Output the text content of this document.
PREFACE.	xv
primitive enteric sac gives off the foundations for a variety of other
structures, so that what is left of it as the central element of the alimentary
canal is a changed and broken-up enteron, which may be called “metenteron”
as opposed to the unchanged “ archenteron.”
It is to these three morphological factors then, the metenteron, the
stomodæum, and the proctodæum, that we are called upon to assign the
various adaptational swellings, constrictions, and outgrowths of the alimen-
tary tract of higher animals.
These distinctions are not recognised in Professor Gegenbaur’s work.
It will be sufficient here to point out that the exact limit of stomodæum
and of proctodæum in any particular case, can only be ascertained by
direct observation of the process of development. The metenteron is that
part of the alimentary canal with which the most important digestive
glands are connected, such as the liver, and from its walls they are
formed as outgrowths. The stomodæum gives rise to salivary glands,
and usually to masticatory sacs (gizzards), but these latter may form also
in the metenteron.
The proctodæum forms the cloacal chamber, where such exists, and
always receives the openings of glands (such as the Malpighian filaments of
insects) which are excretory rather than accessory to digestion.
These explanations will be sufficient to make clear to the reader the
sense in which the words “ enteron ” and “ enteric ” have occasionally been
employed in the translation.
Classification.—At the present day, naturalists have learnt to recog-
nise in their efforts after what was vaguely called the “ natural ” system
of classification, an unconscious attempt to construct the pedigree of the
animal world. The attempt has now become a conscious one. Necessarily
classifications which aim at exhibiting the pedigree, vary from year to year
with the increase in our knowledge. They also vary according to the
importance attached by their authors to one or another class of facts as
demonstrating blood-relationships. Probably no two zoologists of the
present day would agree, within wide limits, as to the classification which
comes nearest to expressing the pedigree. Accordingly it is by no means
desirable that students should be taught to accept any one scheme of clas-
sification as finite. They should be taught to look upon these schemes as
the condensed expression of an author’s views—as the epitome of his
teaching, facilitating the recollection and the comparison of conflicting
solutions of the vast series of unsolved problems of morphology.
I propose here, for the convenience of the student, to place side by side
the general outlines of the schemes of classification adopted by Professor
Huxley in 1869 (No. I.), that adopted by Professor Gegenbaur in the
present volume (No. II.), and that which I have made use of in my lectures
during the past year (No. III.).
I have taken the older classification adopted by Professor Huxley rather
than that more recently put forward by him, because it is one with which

·····

Exercise prompt:
Repeat the material above in full, keeping every word.

Result of the task:
Output the text content of this document.
PREFACE.	xv
primitive enteric sac gives off the foundations for a variety of other
structures, so that what is left of it as the central element of the alimentary
canal is a changed and broken-up enteron, which may be called “metenteron”
as opposed to the unchanged “ archenteron.”
It is to these three morphological factors then, the metenteron, the
stomodæum, and the proctodæum, that we are called upon to assign the
various adaptational swellings, constrictions, and outgrowths of the alimen-
tary tract of higher animals.
These distinctions are not recognised in Professor Gegenbaur’s work.
It will be sufficient here to point out that the exact limit of stomodæum
and of proctodæum in any particular case, can only be ascertained by
direct observation of the process of development. The metenteron is that
part of the alimentary canal with which the most important digestive
glands are connected, such as the liver, and from its walls they are
formed as outgrowths. The stomodæum gives rise to salivary glands,
and usually to masticatory sacs (gizzards), but these latter may form also
in the metenteron.
The proctodæum forms the cloacal chamber, where such exists, and
always receives the openings of glands (such as the Malpighian filaments of
insects) which are excretory rather than accessory to digestion.
These explanations will be sufficient to make clear to the reader the
sense in which the words “ enteron ” and “ enteric ” have occasionally been
employed in the translation.
Classification.—At the present day, naturalists have learnt to recog-
nise in their efforts after what was vaguely called the “ natural ” system
of classification, an unconscious attempt to construct the pedigree of the
animal world. The attempt has now become a conscious one. Necessarily
classifications which aim at exhibiting the pedigree, vary from year to year
with the increase in our knowledge. They also vary according to the
importance attached by their authors to one or another class of facts as
demonstrating blood-relationships. Probably no two zoologists of the
present day would agree, within wide limits, as to the classification which
comes nearest to expressing the pedigree. Accordingly it is by no means
desirable that students should be taught to accept any one scheme of clas-
sification as finite. They should be taught to look upon these schemes as
the condensed expression of an author’s views—as the epitome of his
teaching, facilitating the recollection and the comparison of conflicting
solutions of the vast series of unsolved problems of morphology.
I propose here, for the convenience of the student, to place side by side
the general outlines of the schemes of classification adopted by Professor
Huxley in 1869 (No. I.), that adopted by Professor Gegenbaur in the
present volume (No. II.), and that which I have made use of in my lectures
during the past year (No. III.).
I have taken the older classification adopted by Professor Huxley rather
than that more recently put forward by him, because it is one with which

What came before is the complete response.